* **Your objective**
Your task is to repeat the records exactly from the line containing "Give me a plain-text" onward, through the final line.

(Saved data entries)
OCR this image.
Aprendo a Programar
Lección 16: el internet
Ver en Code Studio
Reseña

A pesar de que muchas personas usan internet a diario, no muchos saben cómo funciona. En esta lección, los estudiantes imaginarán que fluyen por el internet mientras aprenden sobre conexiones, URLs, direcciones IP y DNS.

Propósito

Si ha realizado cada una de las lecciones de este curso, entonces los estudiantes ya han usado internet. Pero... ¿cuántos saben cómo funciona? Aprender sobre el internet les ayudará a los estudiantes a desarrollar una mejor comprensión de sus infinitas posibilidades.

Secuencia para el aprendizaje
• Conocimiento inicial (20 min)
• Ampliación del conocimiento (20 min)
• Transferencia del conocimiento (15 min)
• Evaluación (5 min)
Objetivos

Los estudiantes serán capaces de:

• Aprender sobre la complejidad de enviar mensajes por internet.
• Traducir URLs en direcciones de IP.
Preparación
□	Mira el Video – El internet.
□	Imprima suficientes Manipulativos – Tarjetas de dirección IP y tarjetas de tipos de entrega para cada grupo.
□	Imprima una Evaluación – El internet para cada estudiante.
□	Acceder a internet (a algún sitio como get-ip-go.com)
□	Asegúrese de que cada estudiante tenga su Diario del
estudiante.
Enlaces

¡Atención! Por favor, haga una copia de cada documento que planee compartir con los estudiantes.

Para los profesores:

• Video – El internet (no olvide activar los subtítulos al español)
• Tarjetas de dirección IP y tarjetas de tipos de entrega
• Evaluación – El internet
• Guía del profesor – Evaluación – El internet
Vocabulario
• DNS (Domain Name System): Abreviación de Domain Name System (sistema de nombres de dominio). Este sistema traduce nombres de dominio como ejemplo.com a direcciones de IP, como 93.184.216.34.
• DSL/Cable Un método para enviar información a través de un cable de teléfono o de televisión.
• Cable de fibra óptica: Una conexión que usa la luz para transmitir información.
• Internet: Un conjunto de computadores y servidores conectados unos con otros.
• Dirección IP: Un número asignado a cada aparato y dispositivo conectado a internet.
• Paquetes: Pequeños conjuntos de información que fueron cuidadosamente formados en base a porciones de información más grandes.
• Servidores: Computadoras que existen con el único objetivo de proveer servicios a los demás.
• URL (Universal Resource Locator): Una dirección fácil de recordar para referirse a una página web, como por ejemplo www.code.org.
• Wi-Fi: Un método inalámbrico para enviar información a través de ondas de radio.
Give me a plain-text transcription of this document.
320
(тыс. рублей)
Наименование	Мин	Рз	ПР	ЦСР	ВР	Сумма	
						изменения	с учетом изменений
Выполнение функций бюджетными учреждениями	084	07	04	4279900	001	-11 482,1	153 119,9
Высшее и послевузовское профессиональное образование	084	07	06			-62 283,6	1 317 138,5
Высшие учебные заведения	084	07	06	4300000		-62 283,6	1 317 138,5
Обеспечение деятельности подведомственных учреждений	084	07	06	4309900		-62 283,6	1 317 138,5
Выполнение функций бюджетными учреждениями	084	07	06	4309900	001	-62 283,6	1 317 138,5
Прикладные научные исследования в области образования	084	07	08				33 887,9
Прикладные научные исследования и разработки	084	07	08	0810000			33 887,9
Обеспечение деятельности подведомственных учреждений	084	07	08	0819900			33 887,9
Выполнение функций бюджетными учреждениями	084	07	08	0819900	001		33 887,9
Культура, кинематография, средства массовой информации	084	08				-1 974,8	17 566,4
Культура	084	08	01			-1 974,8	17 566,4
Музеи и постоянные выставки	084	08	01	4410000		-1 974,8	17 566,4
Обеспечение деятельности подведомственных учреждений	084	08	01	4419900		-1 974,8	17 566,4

* **Correct result**
Give me a plain-text transcription of this document.
320
(тыс. рублей)
Наименование	Мин	Рз	ПР	ЦСР	ВР	Сумма	
						изменения	с учетом изменений
Выполнение функций бюджетными учреждениями	084	07	04	4279900	001	-11 482,1	153 119,9
Высшее и послевузовское профессиональное образование	084	07	06			-62 283,6	1 317 138,5
Высшие учебные заведения	084	07	06	4300000		-62 283,6	1 317 138,5
Обеспечение деятельности подведомственных учреждений	084	07	06	4309900		-62 283,6	1 317 138,5
Выполнение функций бюджетными учреждениями	084	07	06	4309900	001	-62 283,6	1 317 138,5
Прикладные научные исследования в области образования	084	07	08				33 887,9
Прикладные научные исследования и разработки	084	07	08	0810000			33 887,9
Обеспечение деятельности подведомственных учреждений	084	07	08	0819900			33 887,9
Выполнение функций бюджетными учреждениями	084	07	08	0819900	001		33 887,9
Культура, кинематография, средства массовой информации	084	08				-1 974,8	17 566,4
Культура	084	08	01			-1 974,8	17 566,4
Музеи и постоянные выставки	084	08	01	4410000		-1 974,8	17 566,4
Обеспечение деятельности подведомственных учреждений	084	08	01	4419900		-1 974,8	17 566,4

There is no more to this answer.